AIM —
Find the lines that contain the word "Lata" and copy each one.

EXERCISE DATA —
============================================================
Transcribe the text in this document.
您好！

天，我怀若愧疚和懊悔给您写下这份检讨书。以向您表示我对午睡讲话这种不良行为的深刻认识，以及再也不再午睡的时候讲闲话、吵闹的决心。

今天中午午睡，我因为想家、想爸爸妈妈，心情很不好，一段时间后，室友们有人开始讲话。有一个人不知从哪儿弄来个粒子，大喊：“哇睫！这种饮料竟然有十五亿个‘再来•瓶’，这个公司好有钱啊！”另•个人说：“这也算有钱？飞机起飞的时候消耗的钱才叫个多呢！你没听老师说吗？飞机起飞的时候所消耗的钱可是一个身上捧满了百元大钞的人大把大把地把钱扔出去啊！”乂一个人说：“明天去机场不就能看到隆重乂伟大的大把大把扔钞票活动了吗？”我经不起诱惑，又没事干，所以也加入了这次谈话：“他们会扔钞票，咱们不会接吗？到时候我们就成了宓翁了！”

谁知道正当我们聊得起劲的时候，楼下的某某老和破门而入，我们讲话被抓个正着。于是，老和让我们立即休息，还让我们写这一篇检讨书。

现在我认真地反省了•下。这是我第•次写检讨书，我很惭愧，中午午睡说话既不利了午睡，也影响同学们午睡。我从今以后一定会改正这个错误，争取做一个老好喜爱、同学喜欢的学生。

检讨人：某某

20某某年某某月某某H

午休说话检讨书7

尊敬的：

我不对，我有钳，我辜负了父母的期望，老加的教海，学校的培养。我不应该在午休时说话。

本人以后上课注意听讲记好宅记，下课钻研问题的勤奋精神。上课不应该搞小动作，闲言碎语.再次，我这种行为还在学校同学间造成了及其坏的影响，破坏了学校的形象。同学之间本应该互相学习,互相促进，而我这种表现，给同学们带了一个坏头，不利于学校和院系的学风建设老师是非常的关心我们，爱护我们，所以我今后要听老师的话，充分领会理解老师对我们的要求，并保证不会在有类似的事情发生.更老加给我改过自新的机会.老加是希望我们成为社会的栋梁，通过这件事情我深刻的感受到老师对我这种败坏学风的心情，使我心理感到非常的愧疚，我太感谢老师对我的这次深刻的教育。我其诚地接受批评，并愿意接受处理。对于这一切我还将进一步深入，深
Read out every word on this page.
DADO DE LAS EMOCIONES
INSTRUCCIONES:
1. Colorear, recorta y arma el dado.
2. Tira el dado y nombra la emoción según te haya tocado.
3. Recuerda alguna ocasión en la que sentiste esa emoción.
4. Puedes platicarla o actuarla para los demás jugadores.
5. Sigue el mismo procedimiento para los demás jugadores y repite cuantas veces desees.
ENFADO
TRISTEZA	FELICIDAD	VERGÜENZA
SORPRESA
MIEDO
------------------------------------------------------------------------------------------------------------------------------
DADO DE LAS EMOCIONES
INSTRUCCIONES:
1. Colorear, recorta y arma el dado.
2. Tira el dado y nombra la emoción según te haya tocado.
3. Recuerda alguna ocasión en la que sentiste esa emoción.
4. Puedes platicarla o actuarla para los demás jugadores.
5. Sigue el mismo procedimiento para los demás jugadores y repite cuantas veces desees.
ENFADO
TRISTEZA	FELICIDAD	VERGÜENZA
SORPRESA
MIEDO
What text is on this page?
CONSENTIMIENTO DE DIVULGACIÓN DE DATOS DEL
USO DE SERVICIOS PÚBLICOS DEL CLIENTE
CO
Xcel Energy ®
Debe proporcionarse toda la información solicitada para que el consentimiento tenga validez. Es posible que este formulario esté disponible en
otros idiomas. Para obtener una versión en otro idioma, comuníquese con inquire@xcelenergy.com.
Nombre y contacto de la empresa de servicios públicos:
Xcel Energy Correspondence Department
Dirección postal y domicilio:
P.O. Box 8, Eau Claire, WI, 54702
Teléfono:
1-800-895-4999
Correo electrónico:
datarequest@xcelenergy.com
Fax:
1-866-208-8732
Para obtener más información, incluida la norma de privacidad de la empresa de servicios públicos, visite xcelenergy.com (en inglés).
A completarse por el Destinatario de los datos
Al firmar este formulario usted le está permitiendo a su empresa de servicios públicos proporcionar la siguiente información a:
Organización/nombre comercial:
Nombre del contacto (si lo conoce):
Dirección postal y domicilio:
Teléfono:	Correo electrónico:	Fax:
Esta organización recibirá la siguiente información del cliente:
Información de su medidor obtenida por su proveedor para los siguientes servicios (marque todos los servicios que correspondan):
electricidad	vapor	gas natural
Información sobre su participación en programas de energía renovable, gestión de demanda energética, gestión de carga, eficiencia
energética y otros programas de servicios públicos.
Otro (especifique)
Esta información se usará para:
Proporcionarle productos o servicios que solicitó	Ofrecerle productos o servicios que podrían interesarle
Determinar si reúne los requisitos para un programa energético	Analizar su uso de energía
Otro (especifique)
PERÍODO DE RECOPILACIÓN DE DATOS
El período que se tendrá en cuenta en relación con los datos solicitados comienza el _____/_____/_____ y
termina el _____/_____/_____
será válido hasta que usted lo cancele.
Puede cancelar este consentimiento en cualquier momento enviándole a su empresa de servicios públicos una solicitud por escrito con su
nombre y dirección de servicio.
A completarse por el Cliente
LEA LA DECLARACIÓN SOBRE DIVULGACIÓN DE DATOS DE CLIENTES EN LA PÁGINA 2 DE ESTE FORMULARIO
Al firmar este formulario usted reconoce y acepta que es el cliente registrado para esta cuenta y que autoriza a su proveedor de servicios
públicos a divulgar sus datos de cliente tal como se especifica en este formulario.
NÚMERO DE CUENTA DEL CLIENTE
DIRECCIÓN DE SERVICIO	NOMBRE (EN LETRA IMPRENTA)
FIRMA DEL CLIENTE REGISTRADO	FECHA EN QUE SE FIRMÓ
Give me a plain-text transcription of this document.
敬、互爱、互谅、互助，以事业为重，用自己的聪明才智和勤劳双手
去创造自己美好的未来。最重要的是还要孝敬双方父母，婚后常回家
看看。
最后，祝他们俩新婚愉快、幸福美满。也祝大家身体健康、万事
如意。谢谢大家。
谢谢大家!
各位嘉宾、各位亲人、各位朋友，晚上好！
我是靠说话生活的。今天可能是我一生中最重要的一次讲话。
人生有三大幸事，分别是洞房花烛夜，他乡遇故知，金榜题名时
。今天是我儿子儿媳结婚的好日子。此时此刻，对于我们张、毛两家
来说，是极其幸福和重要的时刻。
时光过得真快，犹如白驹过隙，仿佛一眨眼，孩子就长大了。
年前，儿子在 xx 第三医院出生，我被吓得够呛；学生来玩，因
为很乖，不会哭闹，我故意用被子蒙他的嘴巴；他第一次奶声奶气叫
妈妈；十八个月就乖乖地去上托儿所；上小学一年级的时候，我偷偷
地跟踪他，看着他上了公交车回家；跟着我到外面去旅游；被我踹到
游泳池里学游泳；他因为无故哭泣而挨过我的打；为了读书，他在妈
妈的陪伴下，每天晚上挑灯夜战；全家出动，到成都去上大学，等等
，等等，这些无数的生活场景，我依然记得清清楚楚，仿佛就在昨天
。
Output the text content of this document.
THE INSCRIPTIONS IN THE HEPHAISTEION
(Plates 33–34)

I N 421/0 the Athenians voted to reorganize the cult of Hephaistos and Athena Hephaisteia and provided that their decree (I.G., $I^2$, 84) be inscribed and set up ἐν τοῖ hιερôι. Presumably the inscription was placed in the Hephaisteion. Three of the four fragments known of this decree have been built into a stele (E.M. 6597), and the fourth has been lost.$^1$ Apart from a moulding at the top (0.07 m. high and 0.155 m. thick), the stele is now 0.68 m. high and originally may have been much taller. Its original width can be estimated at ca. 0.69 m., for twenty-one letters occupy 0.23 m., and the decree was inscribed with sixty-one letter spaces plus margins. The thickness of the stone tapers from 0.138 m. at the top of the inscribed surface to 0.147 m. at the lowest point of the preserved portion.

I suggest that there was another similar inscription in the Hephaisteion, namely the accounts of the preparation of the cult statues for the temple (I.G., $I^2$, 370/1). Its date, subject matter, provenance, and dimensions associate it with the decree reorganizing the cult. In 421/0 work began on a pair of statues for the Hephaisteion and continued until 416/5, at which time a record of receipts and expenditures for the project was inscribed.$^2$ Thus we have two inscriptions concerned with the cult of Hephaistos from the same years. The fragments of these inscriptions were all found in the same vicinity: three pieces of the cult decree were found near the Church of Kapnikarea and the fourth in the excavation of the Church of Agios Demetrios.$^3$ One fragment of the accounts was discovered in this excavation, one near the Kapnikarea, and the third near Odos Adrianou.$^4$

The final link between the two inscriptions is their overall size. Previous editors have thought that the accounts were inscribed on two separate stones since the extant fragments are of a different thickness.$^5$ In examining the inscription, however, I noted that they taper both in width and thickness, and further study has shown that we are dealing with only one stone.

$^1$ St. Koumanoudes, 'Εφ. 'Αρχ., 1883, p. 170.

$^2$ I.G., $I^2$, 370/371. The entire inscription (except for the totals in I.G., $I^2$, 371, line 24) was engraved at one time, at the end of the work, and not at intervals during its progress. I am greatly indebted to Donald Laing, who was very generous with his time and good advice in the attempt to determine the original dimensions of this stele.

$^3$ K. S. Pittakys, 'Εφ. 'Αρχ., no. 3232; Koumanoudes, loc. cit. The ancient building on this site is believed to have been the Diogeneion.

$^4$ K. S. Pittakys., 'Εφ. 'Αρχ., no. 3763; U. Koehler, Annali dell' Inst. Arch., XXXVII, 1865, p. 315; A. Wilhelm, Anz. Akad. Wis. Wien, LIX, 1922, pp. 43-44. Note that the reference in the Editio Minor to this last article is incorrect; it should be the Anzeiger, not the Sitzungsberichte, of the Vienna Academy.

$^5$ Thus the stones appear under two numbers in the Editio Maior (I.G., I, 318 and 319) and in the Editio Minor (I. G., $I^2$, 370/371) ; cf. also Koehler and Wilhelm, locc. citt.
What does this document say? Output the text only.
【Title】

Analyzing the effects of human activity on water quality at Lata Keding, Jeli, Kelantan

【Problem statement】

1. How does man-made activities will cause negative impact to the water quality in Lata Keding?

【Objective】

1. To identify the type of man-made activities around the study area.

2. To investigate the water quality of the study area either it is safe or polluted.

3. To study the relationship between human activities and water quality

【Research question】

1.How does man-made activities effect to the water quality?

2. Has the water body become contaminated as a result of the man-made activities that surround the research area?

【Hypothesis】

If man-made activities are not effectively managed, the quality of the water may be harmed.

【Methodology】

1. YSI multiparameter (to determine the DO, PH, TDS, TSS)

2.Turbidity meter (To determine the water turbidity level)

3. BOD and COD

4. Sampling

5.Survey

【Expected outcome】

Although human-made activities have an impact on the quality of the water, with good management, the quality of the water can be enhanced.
============================================================
WRITTEN REPLY —
Analyzing the effects of human activity on water quality at Lata Keding, Jeli, Kelantan
1. How does man-made activities will cause negative impact to the water quality in Lata Keding?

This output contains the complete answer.